» **TÂCHES À RÉALISER**
1. Dans l'extrait sur les écrivains français du XIXe siècle, à qui Baudelaire décrit-il sa situation de précarité dans sa lettre du 31 octobre 1853 ?
2. Poursuivez l'extrait sur les écrivains français du XIXe siècle à la suite de sa dernière ligne.

» **EXTRAIT CITÉ**
========================================================================
Dans l’intimité des grands écrivains français
 

Si les voyages en contrées inconnues constituaient un loisir en vogue au XIXe siècle, le quotidien des écrivains français à cette époque pouvait cruellement ressembler à celui de leur postérité, entre instabilité financière et quotidien paisible, centré sur l’essentiel… Des échanges épistolaires, aussi authentiques que passionnants, nous instruisent, tel que le ferait un manuel d’histoire, de la situation de nos ancêtres écrivains.

Dans une correspondance datant du 31 octobre 1853, Charles Baudelaire (1821-1867), alors en pleine traduction d’Edgar Poe, confie à sa mère la situation de précarité dans laquelle il se trouve. Il a besoin d’argent et dresse une liste de ses dépenses : « 1° 40 fr. de loyer […] 2° 60 fr. pour la question des vêtements […] 3° 100 fr. qui me permettent de rester enfermé tout le mois de novembre, si cela me plaît, et de ne pas perdre jour à jour tout mon mois. Aurai-je besoin encore d’être aidé par toi en Décembre ? Je ne le crois pas. [...] j’ai l’intention de faire en sorte que cela ne soit pas. – Moyennant tout cela, je considère comme sûr que mon malheureux livre [le recueil des traductions d’Edgar POE promis à V. Lecou] serait fini dans HUIT JOURS ! – à la condition de rester absolument enfermé. – Il me resterait encore près de trois semaines pour finir les articles arriérés — Caricature, Plans de Drames &c... ». L’écrivain insiste sur les 100 francs qui lui permettront de rester chez lui, sans « la nécessité de courir sans cesse pour emprunter de l’argent ».


BAUDELAIRE Charles (1821-1867).
========================================================================
» **ENTRÉES FOURNIES**
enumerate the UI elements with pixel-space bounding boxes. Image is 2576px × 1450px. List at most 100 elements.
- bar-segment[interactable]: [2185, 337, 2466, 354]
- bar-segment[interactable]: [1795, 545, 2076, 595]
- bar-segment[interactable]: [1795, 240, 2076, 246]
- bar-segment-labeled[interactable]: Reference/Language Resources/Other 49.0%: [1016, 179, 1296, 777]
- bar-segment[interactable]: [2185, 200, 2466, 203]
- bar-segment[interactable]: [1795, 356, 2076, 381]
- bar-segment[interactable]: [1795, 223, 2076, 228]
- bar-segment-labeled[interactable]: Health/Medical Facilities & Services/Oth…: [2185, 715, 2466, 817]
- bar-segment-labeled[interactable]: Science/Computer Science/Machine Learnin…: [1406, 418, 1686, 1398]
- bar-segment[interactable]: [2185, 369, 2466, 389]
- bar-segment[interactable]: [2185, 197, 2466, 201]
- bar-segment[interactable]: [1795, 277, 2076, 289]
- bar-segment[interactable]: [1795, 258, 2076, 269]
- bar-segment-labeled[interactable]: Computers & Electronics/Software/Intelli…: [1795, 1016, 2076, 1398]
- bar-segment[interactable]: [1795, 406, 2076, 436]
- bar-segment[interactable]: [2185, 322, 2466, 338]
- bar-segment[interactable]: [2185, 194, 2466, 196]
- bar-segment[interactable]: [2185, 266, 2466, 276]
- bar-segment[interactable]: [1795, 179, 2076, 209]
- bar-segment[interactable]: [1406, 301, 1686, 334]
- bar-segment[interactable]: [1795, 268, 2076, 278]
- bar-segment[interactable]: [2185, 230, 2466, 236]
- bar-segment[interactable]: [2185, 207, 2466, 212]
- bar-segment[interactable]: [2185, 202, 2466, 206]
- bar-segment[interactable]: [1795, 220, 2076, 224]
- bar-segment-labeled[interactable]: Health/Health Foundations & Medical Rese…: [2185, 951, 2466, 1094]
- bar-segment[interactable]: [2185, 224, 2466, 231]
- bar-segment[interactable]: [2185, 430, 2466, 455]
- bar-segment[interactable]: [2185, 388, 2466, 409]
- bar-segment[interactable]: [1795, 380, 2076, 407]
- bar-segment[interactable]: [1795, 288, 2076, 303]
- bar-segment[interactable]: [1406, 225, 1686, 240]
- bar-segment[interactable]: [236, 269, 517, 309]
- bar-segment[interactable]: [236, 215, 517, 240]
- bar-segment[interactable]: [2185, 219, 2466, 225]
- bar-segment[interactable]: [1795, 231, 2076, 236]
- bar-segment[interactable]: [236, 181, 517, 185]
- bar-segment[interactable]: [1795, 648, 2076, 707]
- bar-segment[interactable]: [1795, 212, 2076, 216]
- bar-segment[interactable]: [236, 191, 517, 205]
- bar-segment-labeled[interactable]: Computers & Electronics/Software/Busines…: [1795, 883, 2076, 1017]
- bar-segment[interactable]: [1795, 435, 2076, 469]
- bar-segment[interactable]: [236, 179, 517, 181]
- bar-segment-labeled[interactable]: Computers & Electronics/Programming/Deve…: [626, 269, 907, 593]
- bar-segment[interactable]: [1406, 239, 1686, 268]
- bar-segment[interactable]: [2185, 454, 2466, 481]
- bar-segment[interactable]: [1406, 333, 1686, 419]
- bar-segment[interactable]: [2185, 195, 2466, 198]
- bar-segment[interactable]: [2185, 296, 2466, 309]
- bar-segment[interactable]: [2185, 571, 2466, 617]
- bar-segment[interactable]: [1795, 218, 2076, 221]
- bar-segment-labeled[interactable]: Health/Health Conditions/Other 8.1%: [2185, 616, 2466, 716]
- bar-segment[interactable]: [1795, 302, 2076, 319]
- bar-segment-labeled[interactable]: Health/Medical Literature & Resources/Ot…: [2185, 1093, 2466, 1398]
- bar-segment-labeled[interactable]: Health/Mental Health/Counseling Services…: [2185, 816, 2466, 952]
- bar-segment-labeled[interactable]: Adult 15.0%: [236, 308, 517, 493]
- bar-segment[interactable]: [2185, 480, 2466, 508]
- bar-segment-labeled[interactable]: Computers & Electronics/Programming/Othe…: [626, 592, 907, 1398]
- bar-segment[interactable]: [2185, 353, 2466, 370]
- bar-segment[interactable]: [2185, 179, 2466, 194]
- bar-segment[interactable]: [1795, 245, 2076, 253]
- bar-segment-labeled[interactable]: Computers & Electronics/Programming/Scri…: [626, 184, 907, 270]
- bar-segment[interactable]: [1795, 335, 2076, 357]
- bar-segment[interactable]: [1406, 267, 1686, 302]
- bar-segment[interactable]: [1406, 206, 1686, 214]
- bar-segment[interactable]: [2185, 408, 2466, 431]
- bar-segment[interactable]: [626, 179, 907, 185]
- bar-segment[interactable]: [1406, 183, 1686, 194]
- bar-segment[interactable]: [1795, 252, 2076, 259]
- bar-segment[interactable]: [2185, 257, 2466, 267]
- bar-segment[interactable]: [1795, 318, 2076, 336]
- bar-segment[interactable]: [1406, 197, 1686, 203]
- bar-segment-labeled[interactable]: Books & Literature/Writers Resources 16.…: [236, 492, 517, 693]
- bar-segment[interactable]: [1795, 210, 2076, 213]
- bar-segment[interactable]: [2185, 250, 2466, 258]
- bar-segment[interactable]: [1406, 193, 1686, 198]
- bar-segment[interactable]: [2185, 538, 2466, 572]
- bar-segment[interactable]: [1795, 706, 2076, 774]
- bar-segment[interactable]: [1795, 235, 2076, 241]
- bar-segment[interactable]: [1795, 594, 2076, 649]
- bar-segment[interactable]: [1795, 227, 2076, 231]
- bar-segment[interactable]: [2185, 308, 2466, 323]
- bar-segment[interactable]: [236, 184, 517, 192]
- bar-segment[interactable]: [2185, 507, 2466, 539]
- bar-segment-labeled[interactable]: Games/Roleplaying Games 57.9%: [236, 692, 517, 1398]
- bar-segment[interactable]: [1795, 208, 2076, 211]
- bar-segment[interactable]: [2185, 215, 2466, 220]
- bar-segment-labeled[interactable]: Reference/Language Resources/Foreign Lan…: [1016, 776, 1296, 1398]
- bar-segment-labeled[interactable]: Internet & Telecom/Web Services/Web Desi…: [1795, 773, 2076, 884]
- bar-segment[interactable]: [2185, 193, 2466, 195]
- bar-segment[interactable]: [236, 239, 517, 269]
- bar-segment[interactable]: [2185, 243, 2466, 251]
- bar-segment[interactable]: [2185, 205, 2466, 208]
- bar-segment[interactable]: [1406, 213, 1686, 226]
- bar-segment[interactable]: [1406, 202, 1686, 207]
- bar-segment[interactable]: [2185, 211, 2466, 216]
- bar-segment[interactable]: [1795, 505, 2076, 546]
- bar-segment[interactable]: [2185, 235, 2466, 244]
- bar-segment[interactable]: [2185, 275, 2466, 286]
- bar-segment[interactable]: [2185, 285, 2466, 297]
========================================================================
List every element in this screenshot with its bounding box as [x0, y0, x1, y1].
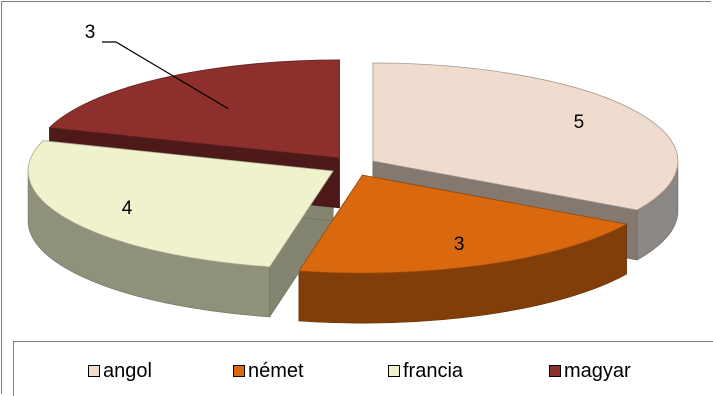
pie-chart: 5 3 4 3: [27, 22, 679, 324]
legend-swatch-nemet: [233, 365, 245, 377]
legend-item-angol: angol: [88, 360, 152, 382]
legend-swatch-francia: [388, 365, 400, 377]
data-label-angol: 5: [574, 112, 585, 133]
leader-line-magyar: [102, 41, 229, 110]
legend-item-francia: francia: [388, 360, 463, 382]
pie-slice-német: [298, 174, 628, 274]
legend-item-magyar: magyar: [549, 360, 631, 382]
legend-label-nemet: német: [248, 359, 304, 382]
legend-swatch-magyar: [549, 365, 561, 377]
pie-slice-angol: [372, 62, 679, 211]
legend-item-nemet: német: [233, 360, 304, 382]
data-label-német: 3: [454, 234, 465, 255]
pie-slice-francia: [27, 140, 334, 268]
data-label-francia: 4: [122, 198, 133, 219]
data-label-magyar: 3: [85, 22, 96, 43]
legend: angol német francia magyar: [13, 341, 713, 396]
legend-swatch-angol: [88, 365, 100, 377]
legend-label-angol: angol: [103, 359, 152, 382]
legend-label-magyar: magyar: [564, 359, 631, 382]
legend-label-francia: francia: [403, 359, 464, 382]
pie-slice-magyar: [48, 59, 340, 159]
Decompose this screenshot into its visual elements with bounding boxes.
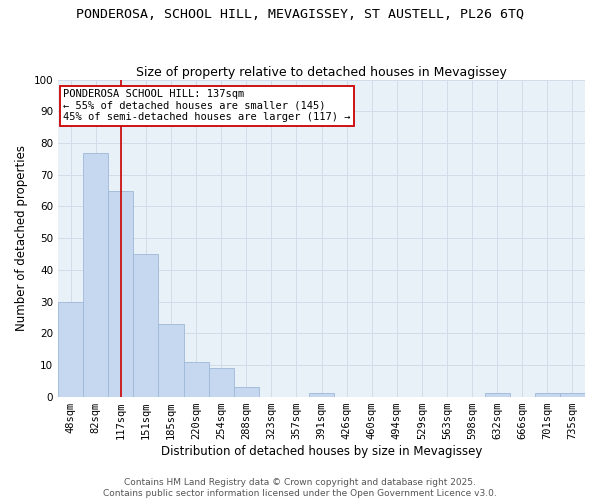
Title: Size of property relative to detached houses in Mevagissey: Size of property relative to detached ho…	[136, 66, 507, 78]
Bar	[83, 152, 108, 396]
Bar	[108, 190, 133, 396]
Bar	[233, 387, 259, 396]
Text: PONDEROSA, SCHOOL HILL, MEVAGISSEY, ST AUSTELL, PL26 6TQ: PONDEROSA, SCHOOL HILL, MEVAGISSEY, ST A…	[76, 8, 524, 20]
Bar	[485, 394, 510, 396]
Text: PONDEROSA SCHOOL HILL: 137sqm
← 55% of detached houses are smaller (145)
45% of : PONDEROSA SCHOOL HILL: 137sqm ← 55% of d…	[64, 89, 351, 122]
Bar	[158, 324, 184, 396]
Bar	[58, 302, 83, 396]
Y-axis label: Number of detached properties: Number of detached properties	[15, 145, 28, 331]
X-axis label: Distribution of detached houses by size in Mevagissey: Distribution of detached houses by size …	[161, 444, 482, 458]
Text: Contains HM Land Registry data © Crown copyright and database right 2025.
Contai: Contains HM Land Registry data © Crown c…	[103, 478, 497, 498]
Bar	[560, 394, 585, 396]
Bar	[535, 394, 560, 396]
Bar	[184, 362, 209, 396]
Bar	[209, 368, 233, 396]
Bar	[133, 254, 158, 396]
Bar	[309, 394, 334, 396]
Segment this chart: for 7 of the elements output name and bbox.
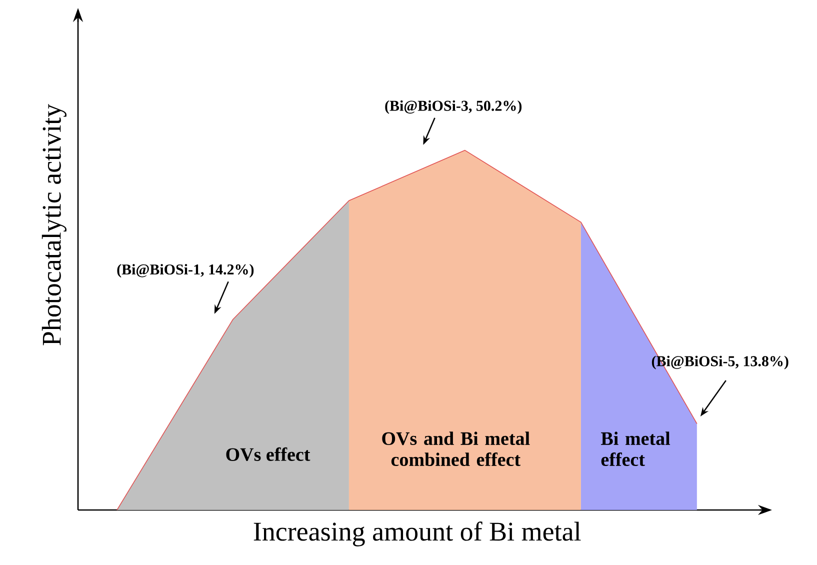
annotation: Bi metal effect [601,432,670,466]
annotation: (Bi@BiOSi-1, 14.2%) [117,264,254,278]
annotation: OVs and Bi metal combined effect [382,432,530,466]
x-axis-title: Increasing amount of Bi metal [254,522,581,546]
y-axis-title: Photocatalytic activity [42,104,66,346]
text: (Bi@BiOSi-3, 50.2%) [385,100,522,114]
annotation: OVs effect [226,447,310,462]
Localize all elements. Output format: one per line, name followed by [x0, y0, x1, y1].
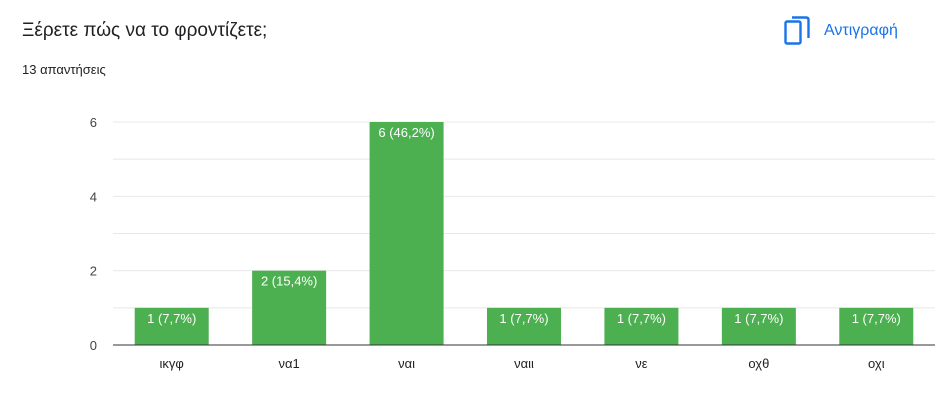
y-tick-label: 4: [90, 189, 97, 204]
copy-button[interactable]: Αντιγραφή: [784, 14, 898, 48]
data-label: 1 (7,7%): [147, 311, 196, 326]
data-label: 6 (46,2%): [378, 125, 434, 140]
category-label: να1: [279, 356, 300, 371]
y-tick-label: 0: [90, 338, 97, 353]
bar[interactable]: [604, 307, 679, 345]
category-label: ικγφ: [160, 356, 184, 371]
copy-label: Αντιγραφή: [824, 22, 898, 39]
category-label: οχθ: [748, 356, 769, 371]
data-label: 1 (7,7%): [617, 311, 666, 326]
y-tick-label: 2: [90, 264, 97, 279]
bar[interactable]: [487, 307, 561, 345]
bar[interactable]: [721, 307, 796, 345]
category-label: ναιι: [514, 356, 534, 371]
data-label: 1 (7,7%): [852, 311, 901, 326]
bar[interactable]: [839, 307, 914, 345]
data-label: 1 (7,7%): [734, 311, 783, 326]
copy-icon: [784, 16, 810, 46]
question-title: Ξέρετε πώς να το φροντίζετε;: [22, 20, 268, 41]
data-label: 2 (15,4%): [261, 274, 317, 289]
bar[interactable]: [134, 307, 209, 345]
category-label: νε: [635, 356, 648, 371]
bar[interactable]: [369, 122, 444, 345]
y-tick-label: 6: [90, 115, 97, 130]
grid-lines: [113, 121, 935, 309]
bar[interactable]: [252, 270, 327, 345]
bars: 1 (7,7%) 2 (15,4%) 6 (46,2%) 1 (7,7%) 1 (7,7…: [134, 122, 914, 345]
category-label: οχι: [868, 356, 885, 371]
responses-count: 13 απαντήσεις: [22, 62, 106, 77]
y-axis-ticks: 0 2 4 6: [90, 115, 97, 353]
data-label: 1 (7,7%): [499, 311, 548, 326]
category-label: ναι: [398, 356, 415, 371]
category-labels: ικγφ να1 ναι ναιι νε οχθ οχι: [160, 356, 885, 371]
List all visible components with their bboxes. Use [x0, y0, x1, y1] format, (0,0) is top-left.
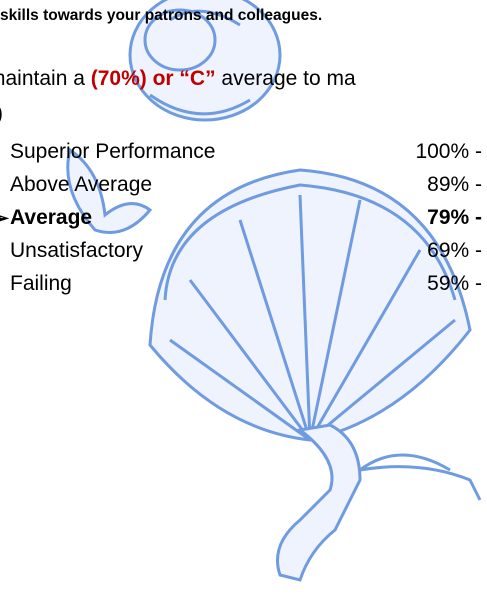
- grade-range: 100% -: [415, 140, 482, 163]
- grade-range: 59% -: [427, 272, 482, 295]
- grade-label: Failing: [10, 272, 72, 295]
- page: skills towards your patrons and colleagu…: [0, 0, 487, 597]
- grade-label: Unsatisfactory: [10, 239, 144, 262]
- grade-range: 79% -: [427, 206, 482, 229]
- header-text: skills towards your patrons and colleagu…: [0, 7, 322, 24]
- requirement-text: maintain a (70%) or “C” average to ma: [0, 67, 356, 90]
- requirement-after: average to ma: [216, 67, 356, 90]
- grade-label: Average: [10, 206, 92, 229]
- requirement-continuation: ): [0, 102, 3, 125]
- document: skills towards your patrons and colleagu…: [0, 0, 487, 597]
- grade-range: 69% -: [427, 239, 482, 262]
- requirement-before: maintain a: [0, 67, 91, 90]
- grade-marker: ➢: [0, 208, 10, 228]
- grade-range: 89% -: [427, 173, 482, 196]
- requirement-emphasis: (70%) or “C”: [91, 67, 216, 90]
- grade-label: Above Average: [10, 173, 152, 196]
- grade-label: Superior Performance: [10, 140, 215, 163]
========================================================================
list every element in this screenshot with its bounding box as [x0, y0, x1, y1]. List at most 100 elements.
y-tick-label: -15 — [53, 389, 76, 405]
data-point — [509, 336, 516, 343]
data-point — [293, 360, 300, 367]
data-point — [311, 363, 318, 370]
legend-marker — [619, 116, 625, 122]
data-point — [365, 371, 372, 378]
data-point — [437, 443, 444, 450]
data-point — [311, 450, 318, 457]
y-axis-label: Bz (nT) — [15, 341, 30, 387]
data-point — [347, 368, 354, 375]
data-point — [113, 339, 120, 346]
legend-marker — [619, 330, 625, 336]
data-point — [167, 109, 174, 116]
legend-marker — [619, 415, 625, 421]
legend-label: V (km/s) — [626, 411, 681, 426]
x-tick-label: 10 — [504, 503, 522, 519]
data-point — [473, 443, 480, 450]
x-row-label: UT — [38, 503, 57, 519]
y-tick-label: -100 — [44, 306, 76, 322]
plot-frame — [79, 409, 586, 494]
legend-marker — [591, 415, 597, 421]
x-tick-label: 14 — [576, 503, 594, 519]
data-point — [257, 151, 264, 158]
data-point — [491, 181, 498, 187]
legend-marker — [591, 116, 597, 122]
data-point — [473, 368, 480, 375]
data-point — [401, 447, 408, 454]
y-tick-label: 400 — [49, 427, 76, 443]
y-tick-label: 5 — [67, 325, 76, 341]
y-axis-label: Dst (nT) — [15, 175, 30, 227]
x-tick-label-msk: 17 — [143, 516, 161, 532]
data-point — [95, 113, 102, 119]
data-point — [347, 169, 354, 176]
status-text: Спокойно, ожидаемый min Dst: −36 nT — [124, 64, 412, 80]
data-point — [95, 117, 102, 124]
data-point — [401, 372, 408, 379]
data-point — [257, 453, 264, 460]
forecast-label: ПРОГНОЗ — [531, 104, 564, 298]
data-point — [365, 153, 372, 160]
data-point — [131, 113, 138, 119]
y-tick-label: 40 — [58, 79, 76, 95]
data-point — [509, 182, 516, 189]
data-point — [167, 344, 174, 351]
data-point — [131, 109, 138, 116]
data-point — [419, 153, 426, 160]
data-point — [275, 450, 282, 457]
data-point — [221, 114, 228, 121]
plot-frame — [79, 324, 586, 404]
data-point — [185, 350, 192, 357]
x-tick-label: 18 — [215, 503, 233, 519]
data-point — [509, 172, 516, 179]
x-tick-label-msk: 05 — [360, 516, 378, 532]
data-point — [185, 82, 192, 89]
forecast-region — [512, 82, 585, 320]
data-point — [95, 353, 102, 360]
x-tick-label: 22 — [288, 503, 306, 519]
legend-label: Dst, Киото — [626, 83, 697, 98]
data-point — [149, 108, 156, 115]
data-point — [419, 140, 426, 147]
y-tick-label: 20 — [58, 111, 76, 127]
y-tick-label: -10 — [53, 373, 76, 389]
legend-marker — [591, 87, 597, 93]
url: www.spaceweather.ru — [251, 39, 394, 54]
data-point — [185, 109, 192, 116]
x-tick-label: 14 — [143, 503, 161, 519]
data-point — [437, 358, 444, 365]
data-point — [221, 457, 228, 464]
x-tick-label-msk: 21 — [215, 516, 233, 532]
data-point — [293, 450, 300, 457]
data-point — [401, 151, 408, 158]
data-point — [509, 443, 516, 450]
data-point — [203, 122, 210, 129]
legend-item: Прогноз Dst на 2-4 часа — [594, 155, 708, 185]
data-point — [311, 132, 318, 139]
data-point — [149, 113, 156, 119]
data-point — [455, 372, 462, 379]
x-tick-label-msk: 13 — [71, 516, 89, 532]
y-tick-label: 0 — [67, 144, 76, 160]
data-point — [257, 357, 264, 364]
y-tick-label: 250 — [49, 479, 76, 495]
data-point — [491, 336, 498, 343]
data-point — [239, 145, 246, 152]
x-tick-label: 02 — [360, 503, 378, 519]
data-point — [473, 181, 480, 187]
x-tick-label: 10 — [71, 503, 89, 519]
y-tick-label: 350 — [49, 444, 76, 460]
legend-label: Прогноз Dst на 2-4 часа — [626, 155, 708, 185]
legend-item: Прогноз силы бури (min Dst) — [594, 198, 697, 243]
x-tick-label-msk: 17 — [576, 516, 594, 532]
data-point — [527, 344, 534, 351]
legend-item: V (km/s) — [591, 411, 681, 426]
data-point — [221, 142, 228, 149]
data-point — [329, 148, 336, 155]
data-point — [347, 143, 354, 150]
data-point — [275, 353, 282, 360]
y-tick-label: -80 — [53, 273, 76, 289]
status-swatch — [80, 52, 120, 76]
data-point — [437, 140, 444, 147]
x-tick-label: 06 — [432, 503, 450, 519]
========================================================================
» **RÉPONSES PAR TÂCHE**
1. À sa mère.

2.
L.A.S. « Charles », [Paris] lundi 31 octobre 1853,
à SA MÈRE Madame AUPICK ; 4 pages in-8.
Estimation : 5 000 - 7 000 euros


Une vie sans-le-sous qui touche à l’époque bon nombre de ses confrères dont Léon Bloy (1846-1917). Le romancier et essayiste français partage les affres de la vie quotidienne avec son ami Léon Bellé, libraire-imprimeur à Lagny. Pleine de fougue, d’humour, de férocité et souvent de pathos, cette correspondance témoigne de l’activité littéraire intense de l’écrivain, de sa détresse matérielle, son optimisme, sa foi ardente, et sa pitié pour le pays en guerre. L’auteur du Désespéré se déclare « l’homme le plus espérant qu’il y ait au monde ».
 

BLOY Léon (1846-1917).
67 L.A.S. « Léon Bloy » et 2 P.A.S., Paris, Montmartre, « Chameaux-sur-Seine », Créteil, Le Tréport, Bourg-la-Reine
1905-1917, à Léon BELLÉ, libraire-imprimeur à Lagny (Seine-et-Marne)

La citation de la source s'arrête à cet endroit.